┏━━

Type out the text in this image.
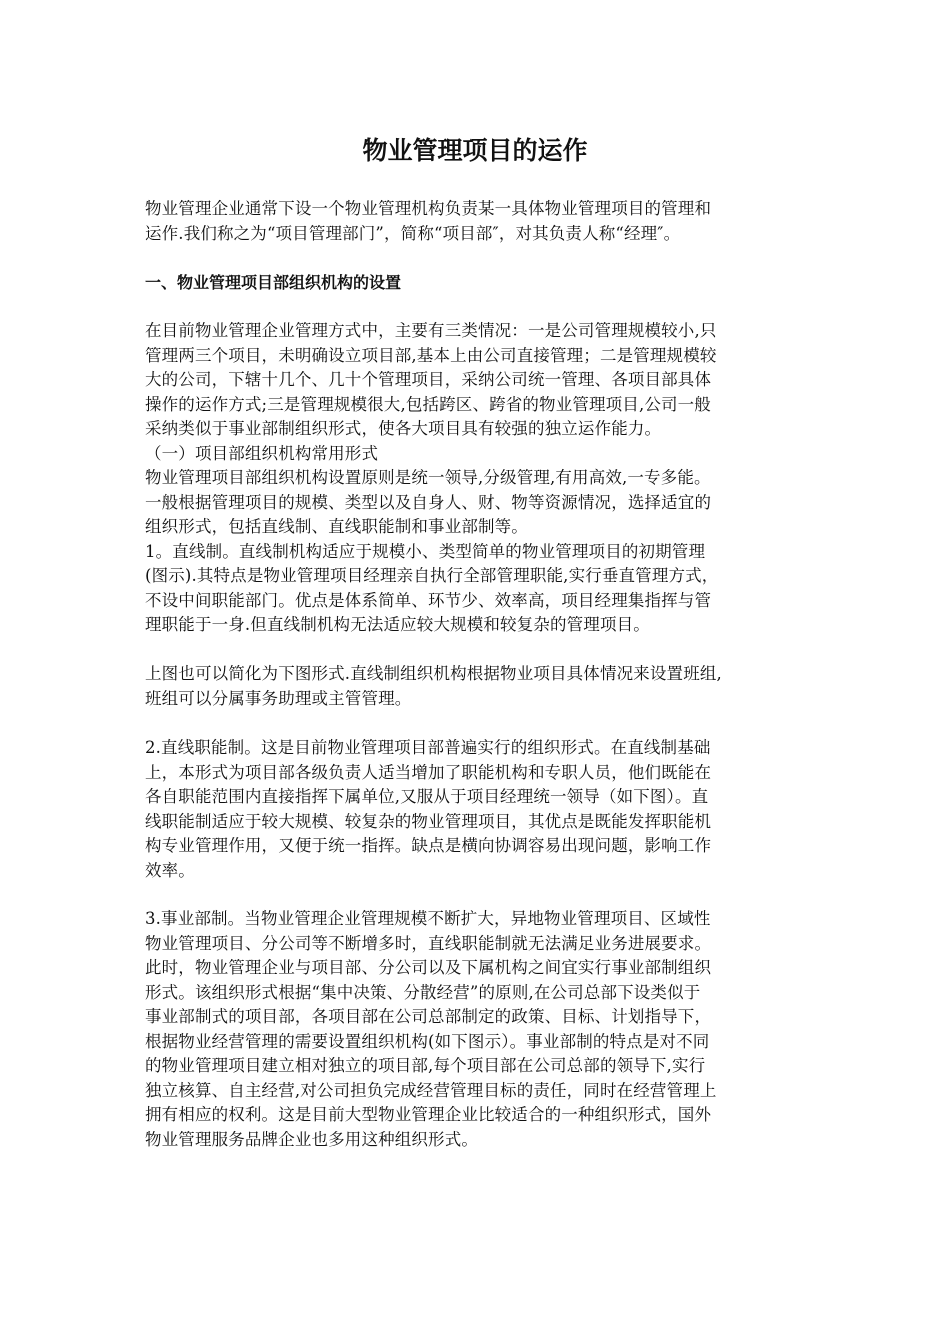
物业管理项目的运作
物业管理企业通常下设一个物业管理机构负责某一具体物业管理项目的管理和
运作.我们称之为“项目管理部门”，简称“项目部″，对其负责人称“经理″。
一、物业管理项目部组织机构的设置
在目前物业管理企业管理方式中，主要有三类情况：一是公司管理规模较小,只
管理两三个项目，未明确设立项目部,基本上由公司直接管理；二是管理规模较
大的公司，下辖十几个、几十个管理项目，采纳公司统一管理、各项目部具体
操作的运作方式;三是管理规模很大,包括跨区、跨省的物业管理项目,公司一般
采纳类似于事业部制组织形式，使各大项目具有较强的独立运作能力。
（一）项目部组织机构常用形式
物业管理项目部组织机构设置原则是统一领导,分级管理,有用高效,一专多能。
一般根据管理项目的规模、类型以及自身人、财、物等资源情况，选择适宜的
组织形式，包括直线制、直线职能制和事业部制等。
1。直线制。直线制机构适应于规模小、类型简单的物业管理项目的初期管理
(图示).其特点是物业管理项目经理亲自执行全部管理职能,实行垂直管理方式，
不设中间职能部门。优点是体系简单、环节少、效率高，项目经理集指挥与管
理职能于一身.但直线制机构无法适应较大规模和较复杂的管理项目。
上图也可以简化为下图形式.直线制组织机构根据物业项目具体情况来设置班组,
班组可以分属事务助理或主管管理。
2.直线职能制。这是目前物业管理项目部普遍实行的组织形式。在直线制基础
上，本形式为项目部各级负责人适当增加了职能机构和专职人员，他们既能在
各自职能范围内直接指挥下属单位,又服从于项目经理统一领导（如下图）。直
线职能制适应于较大规模、较复杂的物业管理项目，其优点是既能发挥职能机
构专业管理作用，又便于统一指挥。缺点是横向协调容易出现问题，影响工作
效率。
3.事业部制。当物业管理企业管理规模不断扩大，异地物业管理项目、区域性
物业管理项目、分公司等不断增多时，直线职能制就无法满足业务进展要求。
此时，物业管理企业与项目部、分公司以及下属机构之间宜实行事业部制组织
形式。该组织形式根据“集中决策、分散经营”的原则,在公司总部下设类似于
事业部制式的项目部，各项目部在公司总部制定的政策、目标、计划指导下，
根据物业经营管理的需要设置组织机构(如下图示）。事业部制的特点是对不同
的物业管理项目建立相对独立的项目部,每个项目部在公司总部的领导下,实行
独立核算、自主经营,对公司担负完成经营管理目标的责任，同时在经营管理上
拥有相应的权利。这是目前大型物业管理企业比较适合的一种组织形式，国外
物业管理服务品牌企业也多用这种组织形式。
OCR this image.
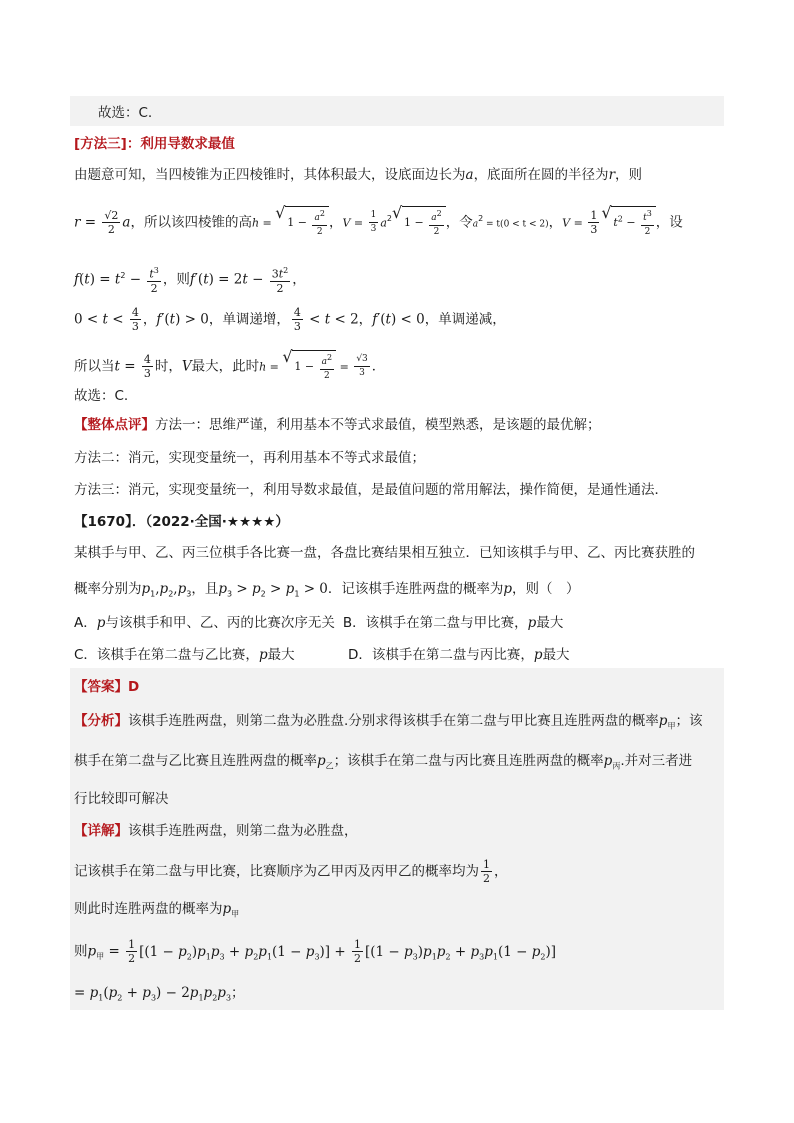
故选：C.
[方法三]：利用导数求最值
由题意可知，当四棱锥为正四棱锥时，其体积最大，设底面边长为a，底面所在圆的半径为r，则
$r = \frac{√2}{2}$ a，所以该四棱锥的高h = √ $1 - \frac{a^2}{2}$ ，$V = \frac{1}{3} a^2√$ $1 - \frac{a^2}{2}$ ，令$a^2 = t(0 < t < 2)$，$V = \frac{1}{3}$
√ $t^2 - \frac{t^3}{2}$ ，设
$f(t) = t^2 - \frac{t^3}{2}$ ，则$f'(t) = 2t - \frac{3t^2}{2}$ ，
$0 < t < \frac{4}{3}$ ，f′(t) > 0，单调递增， $\frac{4}{3} < t < 2$，f′(t) < 0，单调递减，
所以当$t = \frac{4}{3}$ 时，V最大，此时h = √ $1 - \frac{a^2}{2} = \frac{√3}{3}$ ．
故选：C.
【整体点评】方法一：思维严谨，利用基本不等式求最值，模型熟悉，是该题的最优解；
方法二：消元，实现变量统一，再利用基本不等式求最值；
方法三：消元，实现变量统一，利用导数求最值，是最值问题的常用解法，操作简便，是通性通法．
【1670】．（2022·全国·★★★★）
某棋手与甲、乙、丙三位棋手各比赛一盘，各盘比赛结果相互独立．已知该棋手与甲、乙、丙比赛获胜的
概率分别为$p_1,p_2,p_3$，且$p_3 > p_2 > p_1 > 0$．记该棋手连胜两盘的概率为p，则（　）
A．p与该棋手和甲、乙、丙的比赛次序无关 B．该棋手在第二盘与甲比赛，p最大
C．该棋手在第二盘与乙比赛，p最大	D．该棋手在第二盘与丙比赛，p最大
【答案】D
【分析】该棋手连胜两盘，则第二盘为必胜盘.分别求得该棋手在第二盘与甲比赛且连胜两盘的概率$p_甲$；该
棋手在第二盘与乙比赛且连胜两盘的概率$p_乙$；该棋手在第二盘与丙比赛且连胜两盘的概率$p_丙$.并对三者进
行比较即可解决
【详解】该棋手连胜两盘，则第二盘为必胜盘，
记该棋手在第二盘与甲比赛，比赛顺序为乙甲丙及丙甲乙的概率均为 $\frac{1}{2}$ ，
则此时连胜两盘的概率为$p_甲$
则$p_甲 = \frac{1}{2} [(1 - p_2)p_1p_3 + p_2p_1(1 - p_3)] + \frac{1}{2} [(1 - p_3)p_1p_2 + p_3p_1(1 - p_2)]$
= $p_1(p_2 + p_3) - 2p_1p_2p_3$；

┗━━

» **The problem**
Your copy of the data above should match it exactly, except that pictures are left out.

» **Result**
Type out the text in this image.
物业管理项目的运作
物业管理企业通常下设一个物业管理机构负责某一具体物业管理项目的管理和
运作.我们称之为“项目管理部门”，简称“项目部″，对其负责人称“经理″。
一、物业管理项目部组织机构的设置
在目前物业管理企业管理方式中，主要有三类情况：一是公司管理规模较小,只
管理两三个项目，未明确设立项目部,基本上由公司直接管理；二是管理规模较
大的公司，下辖十几个、几十个管理项目，采纳公司统一管理、各项目部具体
操作的运作方式;三是管理规模很大,包括跨区、跨省的物业管理项目,公司一般
采纳类似于事业部制组织形式，使各大项目具有较强的独立运作能力。
（一）项目部组织机构常用形式
物业管理项目部组织机构设置原则是统一领导,分级管理,有用高效,一专多能。
一般根据管理项目的规模、类型以及自身人、财、物等资源情况，选择适宜的
组织形式，包括直线制、直线职能制和事业部制等。
1。直线制。直线制机构适应于规模小、类型简单的物业管理项目的初期管理
(图示).其特点是物业管理项目经理亲自执行全部管理职能,实行垂直管理方式，
不设中间职能部门。优点是体系简单、环节少、效率高，项目经理集指挥与管
理职能于一身.但直线制机构无法适应较大规模和较复杂的管理项目。
上图也可以简化为下图形式.直线制组织机构根据物业项目具体情况来设置班组,
班组可以分属事务助理或主管管理。
2.直线职能制。这是目前物业管理项目部普遍实行的组织形式。在直线制基础
上，本形式为项目部各级负责人适当增加了职能机构和专职人员，他们既能在
各自职能范围内直接指挥下属单位,又服从于项目经理统一领导（如下图）。直
线职能制适应于较大规模、较复杂的物业管理项目，其优点是既能发挥职能机
构专业管理作用，又便于统一指挥。缺点是横向协调容易出现问题，影响工作
效率。
3.事业部制。当物业管理企业管理规模不断扩大，异地物业管理项目、区域性
物业管理项目、分公司等不断增多时，直线职能制就无法满足业务进展要求。
此时，物业管理企业与项目部、分公司以及下属机构之间宜实行事业部制组织
形式。该组织形式根据“集中决策、分散经营”的原则,在公司总部下设类似于
事业部制式的项目部，各项目部在公司总部制定的政策、目标、计划指导下，
根据物业经营管理的需要设置组织机构(如下图示）。事业部制的特点是对不同
的物业管理项目建立相对独立的项目部,每个项目部在公司总部的领导下,实行
独立核算、自主经营,对公司担负完成经营管理目标的责任，同时在经营管理上
拥有相应的权利。这是目前大型物业管理企业比较适合的一种组织形式，国外
物业管理服务品牌企业也多用这种组织形式。
OCR this image.
故选：C.
[方法三]：利用导数求最值
由题意可知，当四棱锥为正四棱锥时，其体积最大，设底面边长为a，底面所在圆的半径为r，则
$r = \frac{√2}{2}$ a，所以该四棱锥的高h = √ $1 - \frac{a^2}{2}$ ，$V = \frac{1}{3} a^2√$ $1 - \frac{a^2}{2}$ ，令$a^2 = t(0 < t < 2)$，$V = \frac{1}{3}$
√ $t^2 - \frac{t^3}{2}$ ，设
$f(t) = t^2 - \frac{t^3}{2}$ ，则$f'(t) = 2t - \frac{3t^2}{2}$ ，
$0 < t < \frac{4}{3}$ ，f′(t) > 0，单调递增， $\frac{4}{3} < t < 2$，f′(t) < 0，单调递减，
所以当$t = \frac{4}{3}$ 时，V最大，此时h = √ $1 - \frac{a^2}{2} = \frac{√3}{3}$ ．
故选：C.
【整体点评】方法一：思维严谨，利用基本不等式求最值，模型熟悉，是该题的最优解；
方法二：消元，实现变量统一，再利用基本不等式求最值；
方法三：消元，实现变量统一，利用导数求最值，是最值问题的常用解法，操作简便，是通性通法．
【1670】．（2022·全国·★★★★）
某棋手与甲、乙、丙三位棋手各比赛一盘，各盘比赛结果相互独立．已知该棋手与甲、乙、丙比赛获胜的
概率分别为$p_1,p_2,p_3$，且$p_3 > p_2 > p_1 > 0$．记该棋手连胜两盘的概率为p，则（　）
A．p与该棋手和甲、乙、丙的比赛次序无关 B．该棋手在第二盘与甲比赛，p最大
C．该棋手在第二盘与乙比赛，p最大	D．该棋手在第二盘与丙比赛，p最大
【答案】D
【分析】该棋手连胜两盘，则第二盘为必胜盘.分别求得该棋手在第二盘与甲比赛且连胜两盘的概率$p_甲$；该
棋手在第二盘与乙比赛且连胜两盘的概率$p_乙$；该棋手在第二盘与丙比赛且连胜两盘的概率$p_丙$.并对三者进
行比较即可解决
【详解】该棋手连胜两盘，则第二盘为必胜盘，
记该棋手在第二盘与甲比赛，比赛顺序为乙甲丙及丙甲乙的概率均为 $\frac{1}{2}$ ，
则此时连胜两盘的概率为$p_甲$
则$p_甲 = \frac{1}{2} [(1 - p_2)p_1p_3 + p_2p_1(1 - p_3)] + \frac{1}{2} [(1 - p_3)p_1p_2 + p_3p_1(1 - p_2)]$
= $p_1(p_2 + p_3) - 2p_1p_2p_3$；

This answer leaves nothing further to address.